SUPPLIED PASSAGE:
○ ○ ○ ○

Thatcher had her “subversives”, Tony Blair his “scars on my back”, David Cameron his “enemies of enterprise”. Now Sir Keir Starmer claims to be haunted by the blockers, checkers, regulators, bloaters. All are ganging up against the cry of his new friend, Donald Trump, to grow, baby, grow. So get going, chainsaw, do your job.

Cuts on a scale mooted this week by Starmer, of NHS England and 25% in the administrative costs of regulation for businesses, have been achieved only once in modern times. That was under Cameron’s 2010 government, when almost 300 quangos were “bonfired”. But the chief cause was George Osborne’s savage austerity, cutting resources to local government by as much as a third. If that is Starmer’s intention, perhaps he should say so. As it is, the nearest he has got to Musk was to imitate his slashing of the US’s aid budget last month, which he did by drastically cutting the UK’s own. It was a classic example of slash fast, count the bodies later.

Whether the NHS cuts will prove as drastic as Starmer suggests remains to be seen. Meanwhile, Starmer has created a number of new quangos in the past year. We have Ed Miliband’s gargantuan GB Energy, the Independent Football Regulator and the surely satirical Regulatory Innovation Office. Also promised are more teachers, more carers, more border staff, not to mention more defence workers and soldiers. No chainsaw there, we assume.

But nothing Starmer is proposing can come near the bureaucratic explosion planned by his deputy, Angela Rayner. Anyone who has attended planning seminars for the past decade is aware that British planning needs reform – sensitive reform. Yet in order to stifle opposition to her favouring developers eager for houses in the countryside – no one objects to them in towns – she is proposing a revolution. This is nothing short of a whole new layer of regional government, similar to the one tried and abandoned by her predecessor John Prescott.

This is to take the form of what could be 30 “combined authorities” under elected “regional mayors”. These mayors will sit in headquarters over and above groups of existing local councils, merging with their neighbours into large ones. The intention is blatantly to eliminate mostly rural local councils that are most likely to oppose housing estates and developments such as pylons and solar arrays in the countryside. More than 164 district or borough councils seem likely to be abolished. I know of no country in Europe where such a crushing of individual village and town democracy could take place.

○ ○ ○ ○

DATASET ROWS:
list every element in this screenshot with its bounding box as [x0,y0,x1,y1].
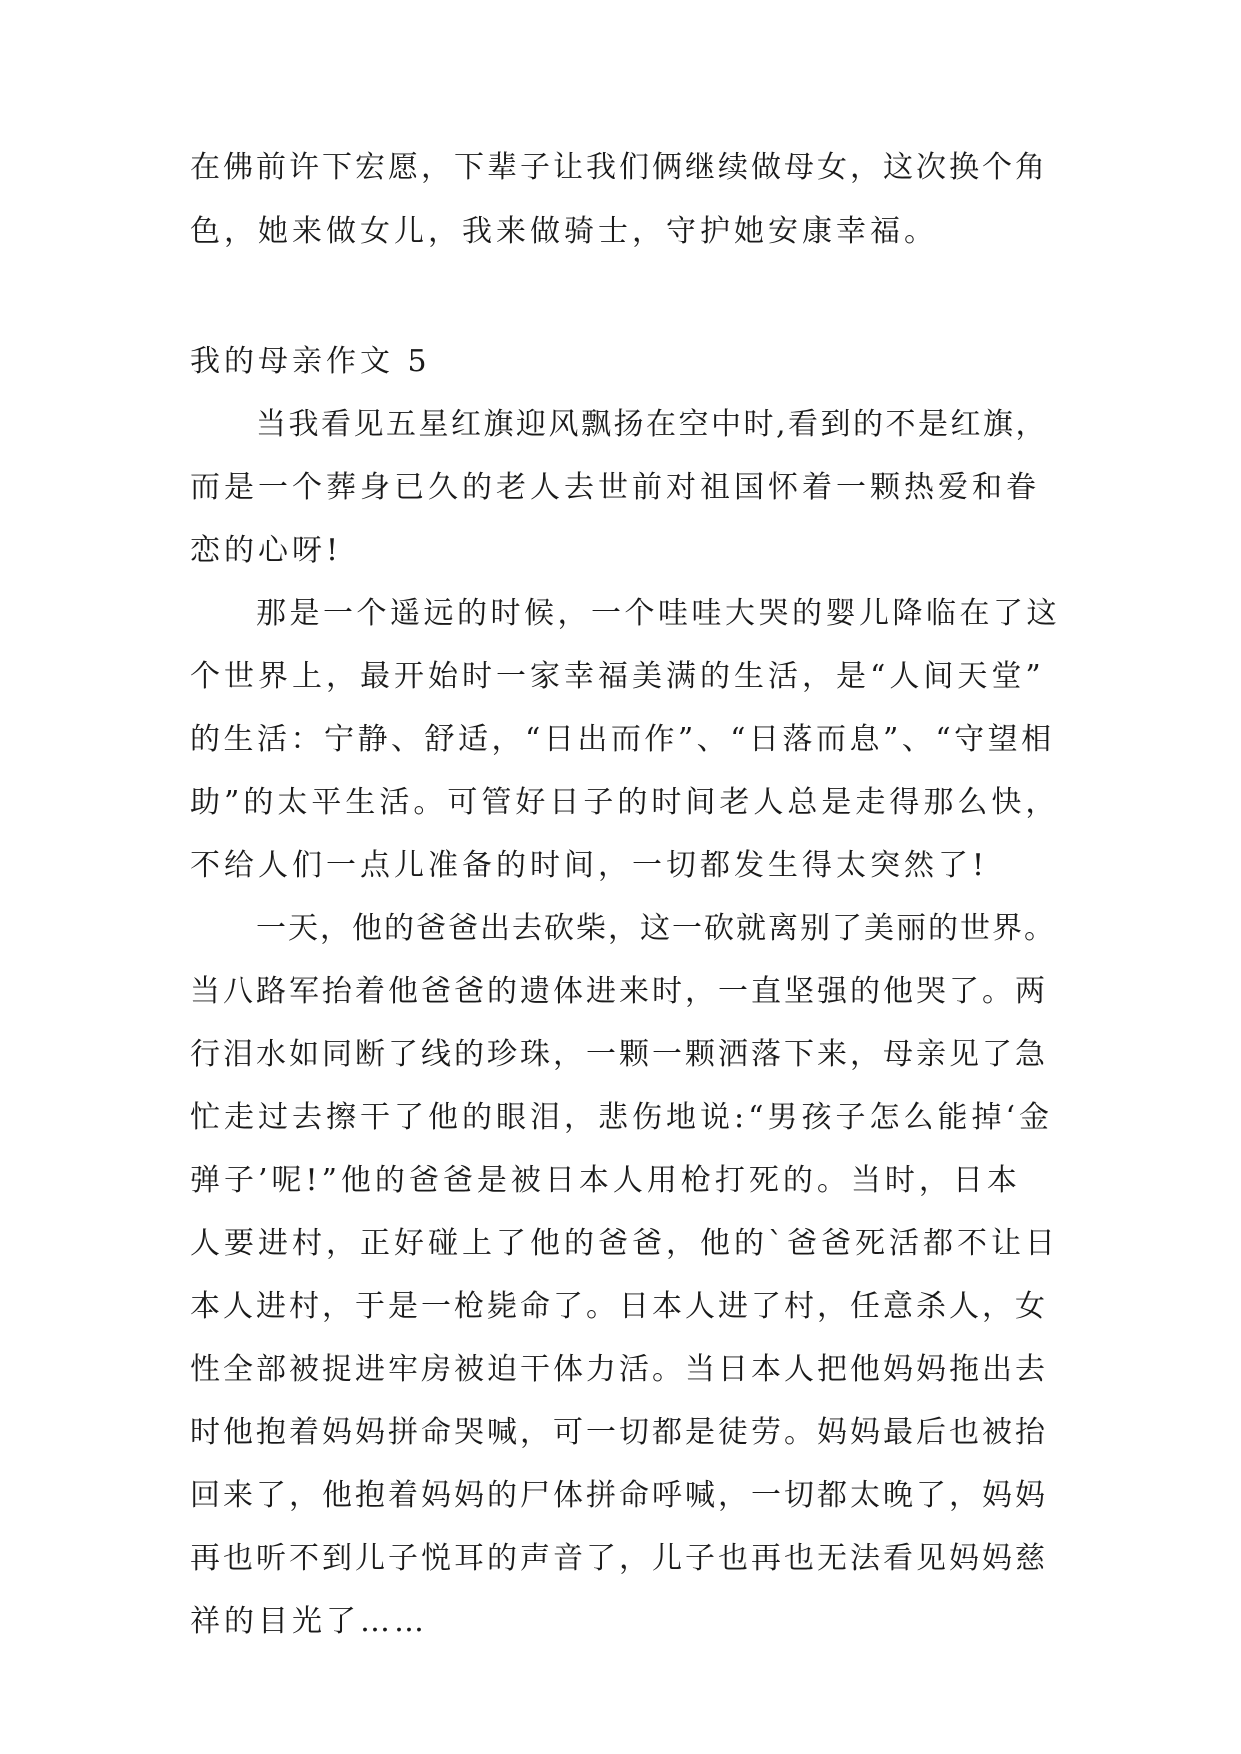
text-line: 不给人们一点儿准备的时间，一切都发生得太突然了! [190,848,989,883]
text-line: 弹子’呢!”他的爸爸是被日本人用枪打死的。当时，日本 [190,1163,1021,1198]
text-line: 当八路军抬着他爸爸的遗体进来时，一直坚强的他哭了。两 [190,974,1048,1009]
text-line: 助”的太平生活。可管好日子的时间老人总是走得那么快， [190,785,1060,820]
text-line: 一天，他的爸爸出去砍柴，这一砍就离别了美丽的世界。 [256,911,1056,946]
text-line: 而是一个葬身已久的老人去世前对祖国怀着一颗热爱和眷 [190,470,1040,505]
text-line: 再也听不到儿子悦耳的声音了，儿子也再也无法看见妈妈慈 [190,1541,1048,1576]
text-line: 在佛前许下宏愿，下辈子让我们俩继续做母女，这次换个角 [190,150,1048,185]
text-line: 回来了，他抱着妈妈的尸体拼命呼喊，一切都太晚了，妈妈 [190,1478,1048,1513]
text-line: 本人进村，于是一枪毙命了。日本人进了村，任意杀人，女 [190,1289,1048,1324]
text-line: 当我看见五星红旗迎风飘扬在空中时,看到的不是红旗， [256,407,1049,442]
text-line: 祥的目光了…… [190,1604,428,1639]
text-line: 色，她来做女儿，我来做骑士，守护她安康幸福。 [190,214,938,249]
section-title: 我的母亲作文 5 [190,344,431,379]
text-line: 人要进村，正好碰上了他的爸爸，他的`爸爸死活都不让日 [190,1226,1059,1261]
text-line: 恋的心呀! [190,533,343,568]
text-line: 时他抱着妈妈拼命哭喊，可一切都是徒劳。妈妈最后也被抬 [190,1415,1048,1450]
text-line: 性全部被捉进牢房被迫干体力活。当日本人把他妈妈拖出去 [190,1352,1048,1387]
text-line: 那是一个遥远的时候，一个哇哇大哭的婴儿降临在了这 [256,596,1060,631]
text-line: 个世界上，最开始时一家幸福美满的生活，是“人间天堂” [190,659,1045,694]
text-line: 行泪水如同断了线的珍珠，一颗一颗洒落下来，母亲见了急 [190,1037,1048,1072]
text-line: 忙走过去擦干了他的眼泪，悲伤地说:“男孩子怎么能掉‘金 [190,1100,1053,1135]
text-line: 的生活：宁静、舒适，“日出而作”、“日落而息”、“守望相 [190,722,1055,757]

○ ○ ○ ○

PROBLEMS TO WORK ON:
a) List the kinds of people that Starmer claims to be haunted by, according to the column on Starmer's cuts.
b) In the records, reproduce everything from the line containing "text-line: 不给人们一点儿准备的时间，一切都发生得太突然了! [190,848,989,883]" down to the line containing "text-line: 回来了，他抱着妈妈的尸体拼命呼喊，一切都太晚了，妈妈 [190,1478,1048,1513]", with both of those lines included.
The column on Starmer's cuts and the records are unrelated material.

ANSWER LIST:
a) blockers, checkers, regulators, bloaters

b)
text-line: 不给人们一点儿准备的时间，一切都发生得太突然了! [190,848,989,883]
text-line: 弹子’呢!”他的爸爸是被日本人用枪打死的。当时，日本 [190,1163,1021,1198]
text-line: 当八路军抬着他爸爸的遗体进来时，一直坚强的他哭了。两 [190,974,1048,1009]
text-line: 助”的太平生活。可管好日子的时间老人总是走得那么快， [190,785,1060,820]
text-line: 一天，他的爸爸出去砍柴，这一砍就离别了美丽的世界。 [256,911,1056,946]
text-line: 而是一个葬身已久的老人去世前对祖国怀着一颗热爱和眷 [190,470,1040,505]
text-line: 再也听不到儿子悦耳的声音了，儿子也再也无法看见妈妈慈 [190,1541,1048,1576]
text-line: 在佛前许下宏愿，下辈子让我们俩继续做母女，这次换个角 [190,150,1048,185]
text-line: 回来了，他抱着妈妈的尸体拼命呼喊，一切都太晚了，妈妈 [190,1478,1048,1513]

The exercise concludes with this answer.